* [Written instruction]: Retype the complete listing exactly as it appears.

____ Record set

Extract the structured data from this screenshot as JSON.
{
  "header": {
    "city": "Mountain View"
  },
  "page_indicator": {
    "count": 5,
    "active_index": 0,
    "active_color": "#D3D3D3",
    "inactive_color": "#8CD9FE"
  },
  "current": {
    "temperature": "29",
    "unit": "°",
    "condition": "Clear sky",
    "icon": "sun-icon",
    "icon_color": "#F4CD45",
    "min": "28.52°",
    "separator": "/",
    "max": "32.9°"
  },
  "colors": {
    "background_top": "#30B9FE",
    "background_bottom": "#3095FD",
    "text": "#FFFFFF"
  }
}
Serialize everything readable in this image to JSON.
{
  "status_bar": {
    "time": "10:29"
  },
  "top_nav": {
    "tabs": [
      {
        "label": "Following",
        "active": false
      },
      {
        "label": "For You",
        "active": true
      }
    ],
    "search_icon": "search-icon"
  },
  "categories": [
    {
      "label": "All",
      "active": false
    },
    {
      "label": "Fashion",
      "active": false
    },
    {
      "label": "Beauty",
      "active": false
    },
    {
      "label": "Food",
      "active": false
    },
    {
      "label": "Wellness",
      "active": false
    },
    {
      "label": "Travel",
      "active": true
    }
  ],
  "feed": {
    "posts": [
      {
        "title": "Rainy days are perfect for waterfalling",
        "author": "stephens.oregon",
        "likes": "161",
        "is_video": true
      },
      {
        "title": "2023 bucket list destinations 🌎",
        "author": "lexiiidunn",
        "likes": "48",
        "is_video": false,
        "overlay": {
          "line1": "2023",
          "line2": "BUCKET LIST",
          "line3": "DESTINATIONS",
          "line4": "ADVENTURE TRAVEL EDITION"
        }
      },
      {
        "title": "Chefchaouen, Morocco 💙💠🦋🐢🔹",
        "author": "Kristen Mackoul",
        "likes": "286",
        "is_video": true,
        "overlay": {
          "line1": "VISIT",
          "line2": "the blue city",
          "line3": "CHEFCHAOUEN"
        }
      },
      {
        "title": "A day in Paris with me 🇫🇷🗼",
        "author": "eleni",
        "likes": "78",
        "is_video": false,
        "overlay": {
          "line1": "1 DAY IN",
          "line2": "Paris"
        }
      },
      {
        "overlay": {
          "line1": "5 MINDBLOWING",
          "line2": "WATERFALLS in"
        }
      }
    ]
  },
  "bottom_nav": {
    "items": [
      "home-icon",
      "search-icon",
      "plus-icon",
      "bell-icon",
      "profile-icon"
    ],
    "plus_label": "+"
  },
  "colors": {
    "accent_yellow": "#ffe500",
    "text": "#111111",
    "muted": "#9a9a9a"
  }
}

________

* [Exercise solution]:
Extract the structured data from this screenshot as JSON.
{
  "header": {
    "city": "Mountain View"
  },
  "page_indicator": {
    "count": 5,
    "active_index": 0,
    "active_color": "#D3D3D3",
    "inactive_color": "#8CD9FE"
  },
  "current": {
    "temperature": "29",
    "unit": "°",
    "condition": "Clear sky",
    "icon": "sun-icon",
    "icon_color": "#F4CD45",
    "min": "28.52°",
    "separator": "/",
    "max": "32.9°"
  },
  "colors": {
    "background_top": "#30B9FE",
    "background_bottom": "#3095FD",
    "text": "#FFFFFF"
  }
}
Serialize everything readable in this image to JSON.
{
  "status_bar": {
    "time": "10:29"
  },
  "top_nav": {
    "tabs": [
      {
        "label": "Following",
        "active": false
      },
      {
        "label": "For You",
        "active": true
      }
    ],
    "search_icon": "search-icon"
  },
  "categories": [
    {
      "label": "All",
      "active": false
    },
    {
      "label": "Fashion",
      "active": false
    },
    {
      "label": "Beauty",
      "active": false
    },
    {
      "label": "Food",
      "active": false
    },
    {
      "label": "Wellness",
      "active": false
    },
    {
      "label": "Travel",
      "active": true
    }
  ],
  "feed": {
    "posts": [
      {
        "title": "Rainy days are perfect for waterfalling",
        "author": "stephens.oregon",
        "likes": "161",
        "is_video": true
      },
      {
        "title": "2023 bucket list destinations 🌎",
        "author": "lexiiidunn",
        "likes": "48",
        "is_video": false,
        "overlay": {
          "line1": "2023",
          "line2": "BUCKET LIST",
          "line3": "DESTINATIONS",
          "line4": "ADVENTURE TRAVEL EDITION"
        }
      },
      {
        "title": "Chefchaouen, Morocco 💙💠🦋🐢🔹",
        "author": "Kristen Mackoul",
        "likes": "286",
        "is_video": true,
        "overlay": {
          "line1": "VISIT",
          "line2": "the blue city",
          "line3": "CHEFCHAOUEN"
        }
      },
      {
        "title": "A day in Paris with me 🇫🇷🗼",
        "author": "eleni",
        "likes": "78",
        "is_video": false,
        "overlay": {
          "line1": "1 DAY IN",
          "line2": "Paris"
        }
      },
      {
        "overlay": {
          "line1": "5 MINDBLOWING",
          "line2": "WATERFALLS in"
        }
      }
    ]
  },
  "bottom_nav": {
    "items": [
      "home-icon",
      "search-icon",
      "plus-icon",
      "bell-icon",
      "profile-icon"
    ],
    "plus_label": "+"
  },
  "colors": {
    "accent_yellow": "#ffe500",
    "text": "#111111",
    "muted": "#9a9a9a"
  }
}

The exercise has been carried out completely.